Your task
Search the entries below. Return every line that has "this" in it.

---+---

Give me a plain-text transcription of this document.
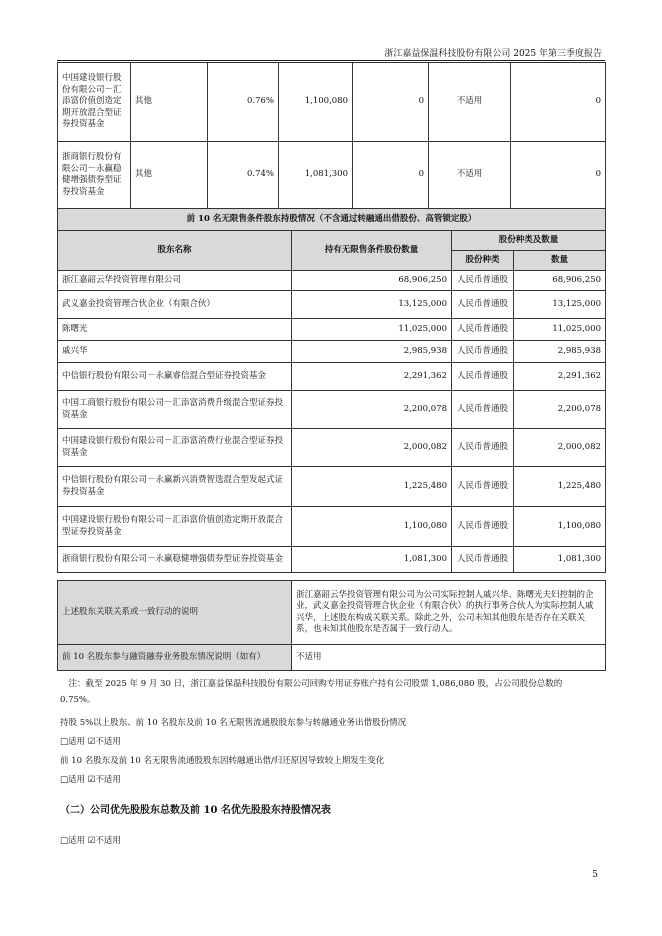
浙江嘉益保温科技股份有限公司 2025 年第三季度报告
中国建设银行股份有限公司－汇添富价值创造定期开放混合型证券投资基金	其他	0.76%	1,100,080	0	不适用	0
浙商银行股份有限公司－永赢稳健增强债券型证券投资基金	其他	0.74%	1,081,300	0	不适用	0
前 10 名无限售条件股东持股情况（不含通过转融通出借股份、高管锁定股）			
股东名称	持有无限售条件股份数量	股份种类及数量	
		股份种类	数量
浙江嘉韶云华投资管理有限公司	68,906,250	人民币普通股	68,906,250
武义嘉金投资管理合伙企业（有限合伙）	13,125,000	人民币普通股	13,125,000
陈曙光	11,025,000	人民币普通股	11,025,000
戚兴华	2,985,938	人民币普通股	2,985,938
中信银行股份有限公司－永赢睿信混合型证券投资基金	2,291,362	人民币普通股	2,291,362
中国工商银行股份有限公司－汇添富消费升级混合型证券投资基金	2,200,078	人民币普通股	2,200,078
中国建设银行股份有限公司－汇添富消费行业混合型证券投资基金	2,000,082	人民币普通股	2,000,082
中信银行股份有限公司－永赢新兴消费智选混合型发起式证券投资基金	1,225,480	人民币普通股	1,225,480
中国建设银行股份有限公司－汇添富价值创造定期开放混合型证券投资基金	1,100,080	人民币普通股	1,100,080
浙商银行股份有限公司－永赢稳健增强债券型证券投资基金	1,081,300	人民币普通股	1,081,300
上述股东关联关系或一致行动的说明	浙江嘉韶云华投资管理有限公司为公司实际控制人戚兴华、陈曙光夫妇控制的企业，武义嘉金投资管理合伙企业（有限合伙）的执行事务合伙人为实际控制人戚兴华，上述股东构成关联关系。除此之外，公司未知其他股东是否存在关联关系，也未知其他股东是否属于一致行动人。
前 10 名股东参与融资融券业务股东情况说明（如有）	不适用
注：截至 2025 年 9 月 30 日，浙江嘉益保温科技股份有限公司回购专用证券账户持有公司股票 1,086,080 股，占公司股份总数的 0.75%。
持股 5%以上股东、前 10 名股东及前 10 名无限售流通股股东参与转融通业务出借股份情况
□适用 ☑不适用
前 10 名股东及前 10 名无限售流通股股东因转融通出借/归还原因导致较上期发生变化
□适用 ☑不适用
（二）公司优先股股东总数及前 10 名优先股股东持股情况表
□适用 ☑不适用
5
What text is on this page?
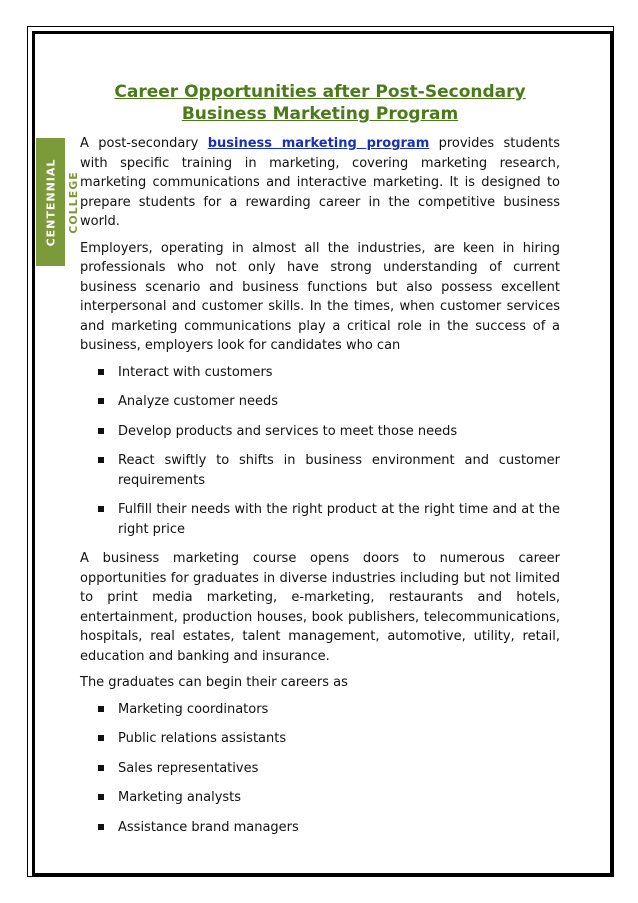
Career Opportunities after Post-Secondary
Business Marketing Program
CENTENNIAL COLLEGE

A post-secondary business marketing program provides students with specific training in marketing, covering marketing research, marketing communications and interactive marketing. It is designed to prepare students for a rewarding career in the competitive business world.

Employers, operating in almost all the industries, are keen in hiring professionals who not only have strong understanding of current business scenario and business functions but also possess excellent interpersonal and customer skills. In the times, when customer services and marketing communications play a critical role in the success of a business, employers look for candidates who can

Interact with customers
Analyze customer needs
Develop products and services to meet those needs
React swiftly to shifts in business environment and customer requirements
Fulfill their needs with the right product at the right time and at the right price

A business marketing course opens doors to numerous career opportunities for graduates in diverse industries including but not limited to print media marketing, e-marketing, restaurants and hotels, entertainment, production houses, book publishers, telecommunications, hospitals, real estates, talent management, automotive, utility, retail, education and banking and insurance.

The graduates can begin their careers as

Marketing coordinators
Public relations assistants
Sales representatives
Marketing analysts
Assistance brand managers
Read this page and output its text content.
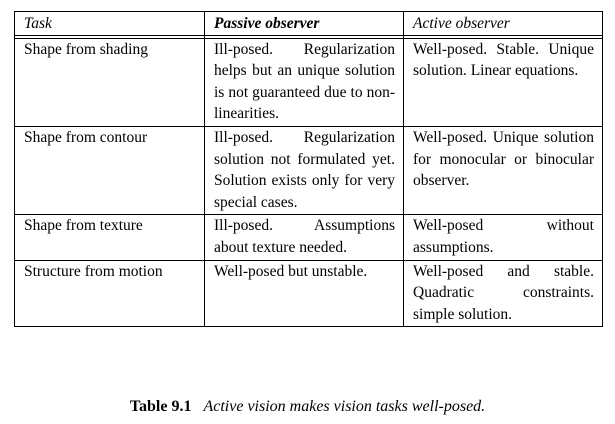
Task	Passive observer	Active observer

Shape from shading	Ill-posed. Regularization helps but an unique solution is not guaranteed due to nonlinearities.	Well-posed. Stable. Unique solution. Linear equations.
Shape from contour	Ill-posed. Regularization solution not formulated yet. Solution exists only for very special cases.	Well-posed. Unique solution for monocular or binocular observer.
Shape from texture	Ill-posed. Assumptions about texture needed.	Well-posed without assumptions.
Structure from motion	Well-posed but unstable.	Well-posed and stable. Quadratic constraints. simple solution.
Table 9.1 Active vision makes vision tasks well-posed.
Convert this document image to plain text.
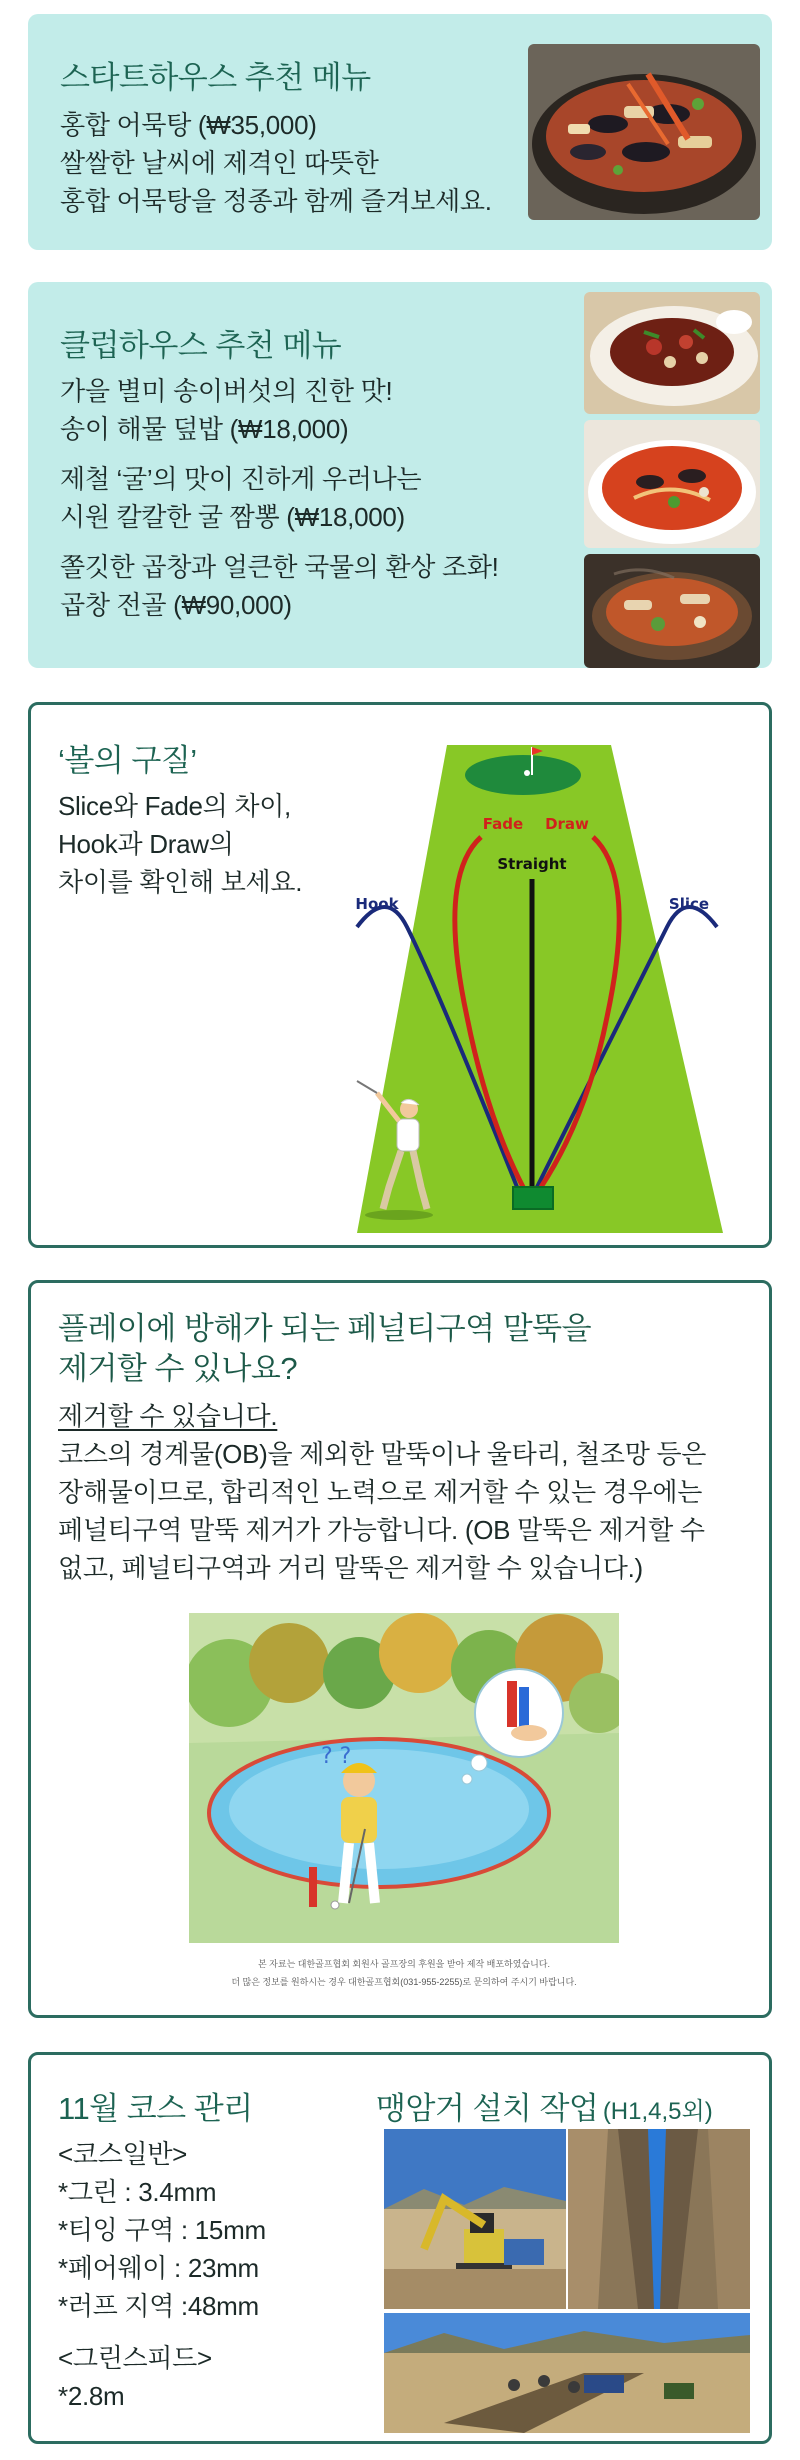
스타트하우스 추천 메뉴
홍합 어묵탕 (₩35,000)
쌀쌀한 날씨에 제격인 따뜻한
홍합 어묵탕을 정종과 함께 즐겨보세요.
클럽하우스 추천 메뉴
가을 별미 송이버섯의 진한 맛!
송이 해물 덮밥 (₩18,000)
제철 ‘굴’의 맛이 진하게 우러나는
시원 칼칼한 굴 짬뽕 (₩18,000)
쫄깃한 곱창과 얼큰한 국물의 환상 조화!
곱창 전골 (₩90,000)
‘볼의 구질’
Slice와 Fade의 차이,
Hook과 Draw의
차이를 확인해 보세요.
Hook
Fade Draw
Straight
Slice
플레이에 방해가 되는 페널티구역 말뚝을
제거할 수 있나요?
제거할 수 있습니다.
코스의 경계물(OB)을 제외한 말뚝이나 울타리, 철조망 등은
장해물이므로, 합리적인 노력으로 제거할 수 있는 경우에는
페널티구역 말뚝 제거가 가능합니다. (OB 말뚝은 제거할 수
없고, 페널티구역과 거리 말뚝은 제거할 수 있습니다.)
? ?
본 자료는 대한골프협회 회원사 골프장의 후원을 받아 제작 배포하였습니다.
더 많은 정보를 원하시는 경우 대한골프협회(031-955-2255)로 문의하여 주시기 바랍니다.
11월 코스 관리
<코스일반>
*그린 : 3.4mm
*티잉 구역 : 15mm
*페어웨이 : 23mm
*러프 지역 :48mm
<그린스피드>
*2.8m
맹암거 설치 작업 (H1,4,5외)
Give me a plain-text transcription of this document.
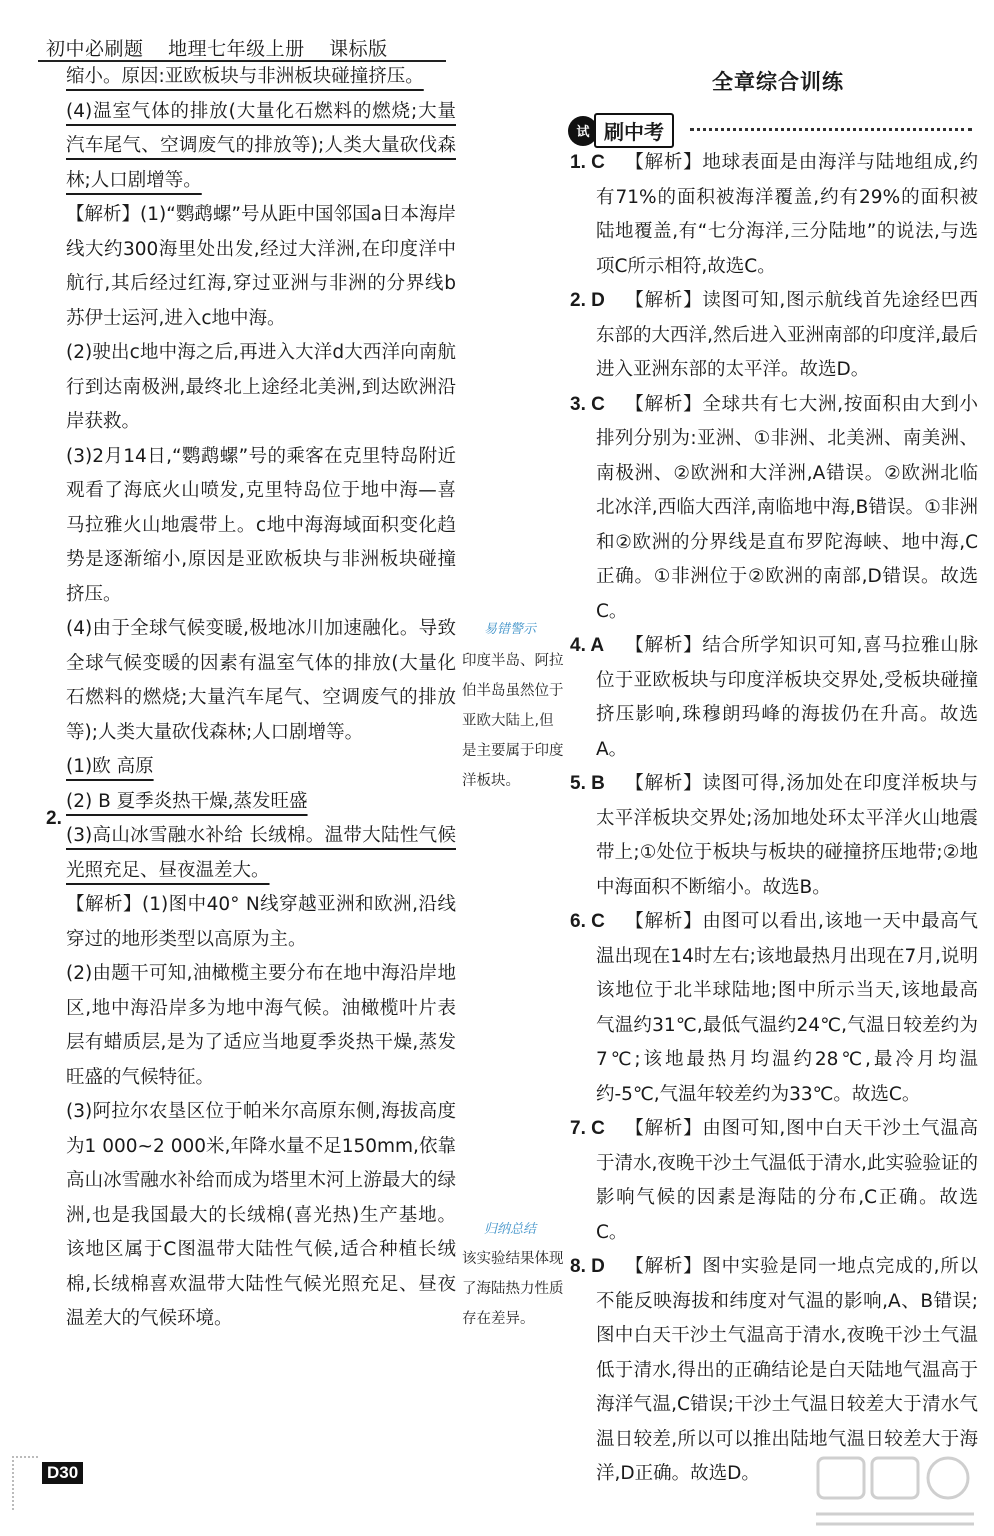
初中必刷题 地理七年级上册 课标版

缩小。原因:亚欧板块与非洲板块碰撞挤压。

(4)温室气体的排放(大量化石燃料的燃烧;大量汽车尾气、空调废气的排放等);人类大量砍伐森林;人口剧增等。

【解析】(1)“鹦鹉螺”号从距中国邻国a日本海岸线大约300海里处出发,经过大洋洲,在印度洋中航行,其后经过红海,穿过亚洲与非洲的分界线b苏伊士运河,进入c地中海。

(2)驶出c地中海之后,再进入大洋d大西洋向南航行到达南极洲,最终北上途经北美洲,到达欧洲沿岸获救。

(3)2月14日,“鹦鹉螺”号的乘客在克里特岛附近观看了海底火山喷发,克里特岛位于地中海—喜马拉雅火山地震带上。c地中海海域面积变化趋势是逐渐缩小,原因是亚欧板块与非洲板块碰撞挤压。

(4)由于全球气候变暖,极地冰川加速融化。导致全球气候变暖的因素有温室气体的排放(大量化石燃料的燃烧;大量汽车尾气、空调废气的排放等);人类大量砍伐森林;人口剧增等。

(1)欧 高原

(2) B 夏季炎热干燥,蒸发旺盛

(3)高山冰雪融水补给 长绒棉。温带大陆性气候光照充足、昼夜温差大。

【解析】(1)图中40° N线穿越亚洲和欧洲,沿线穿过的地形类型以高原为主。

(2)由题干可知,油橄榄主要分布在地中海沿岸地区,地中海沿岸多为地中海气候。油橄榄叶片表层有蜡质层,是为了适应当地夏季炎热干燥,蒸发旺盛的气候特征。

(3)阿拉尔农垦区位于帕米尔高原东侧,海拔高度为1 000~2 000米,年降水量不足150mm,依靠高山冰雪融水补给而成为塔里木河上游最大的绿洲,也是我国最大的长绒棉(喜光热)生产基地。该地区属于C图温带大陆性气候,适合种植长绒棉,长绒棉喜欢温带大陆性气候光照充足、昼夜温差大的气候环境。

2.
全章综合训练
试 刷中考

1. C
　　 【解析】地球表面是由海洋与陆地组成,约有71%的面积被海洋覆盖,约有29%的面积被陆地覆盖,有“七分海洋,三分陆地”的说法,与选项C所示相符,故选C。

2. D
　　 【解析】读图可知,图示航线首先途经巴西东部的大西洋,然后进入亚洲南部的印度洋,最后进入亚洲东部的太平洋。故选D。

3. C
　　 【解析】全球共有七大洲,按面积由大到小排列分别为:亚洲、①非洲、北美洲、南美洲、南极洲、②欧洲和大洋洲,A错误。②欧洲北临北冰洋,西临大西洋,南临地中海,B错误。①非洲和②欧洲的分界线是直布罗陀海峡、地中海,C正确。①非洲位于②欧洲的南部,D错误。故选C。

4. A
　　 【解析】结合所学知识可知,喜马拉雅山脉位于亚欧板块与印度洋板块交界处,受板块碰撞挤压影响,珠穆朗玛峰的海拔仍在升高。故选A。

5. B
　　 【解析】读图可得,汤加处在印度洋板块与太平洋板块交界处;汤加地处环太平洋火山地震带上;①处位于板块与板块的碰撞挤压地带;②地中海面积不断缩小。故选B。

6. C
　　 【解析】由图可以看出,该地一天中最高气温出现在14时左右;该地最热月出现在7月,说明该地位于北半球陆地;图中所示当天,该地最高气温约31℃,最低气温约24℃,气温日较差约为7℃;该地最热月均温约28℃,最冷月均温约-5℃,气温年较差约为33℃。故选C。

7. C
　　 【解析】由图可知,图中白天干沙土气温高于清水,夜晚干沙土气温低于清水,此实验验证的影响气候的因素是海陆的分布,C正确。故选C。

8. D
　　 【解析】图中实验是同一地点完成的,所以不能反映海拔和纬度对气温的影响,A、B错误;图中白天干沙土气温高于清水,夜晚干沙土气温低于清水,得出的正确结论是白天陆地气温高于海洋气温,C错误;干沙土气温日较差大于清水气温日较差,所以可以推出陆地气温日较差大于海洋,D正确。故选D。

易错警示
印度半岛、阿拉伯半岛虽然位于亚欧大陆上,但是主要属于印度洋板块。
归纳总结
该实验结果体现了海陆热力性质存在差异。
D30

---+---

Full output
Give me a plain-text transcription of this document.
What text is on this page?
Read this page and output its text content.
Convert this document image to plain text.
Give me a plain-text transcription of this document.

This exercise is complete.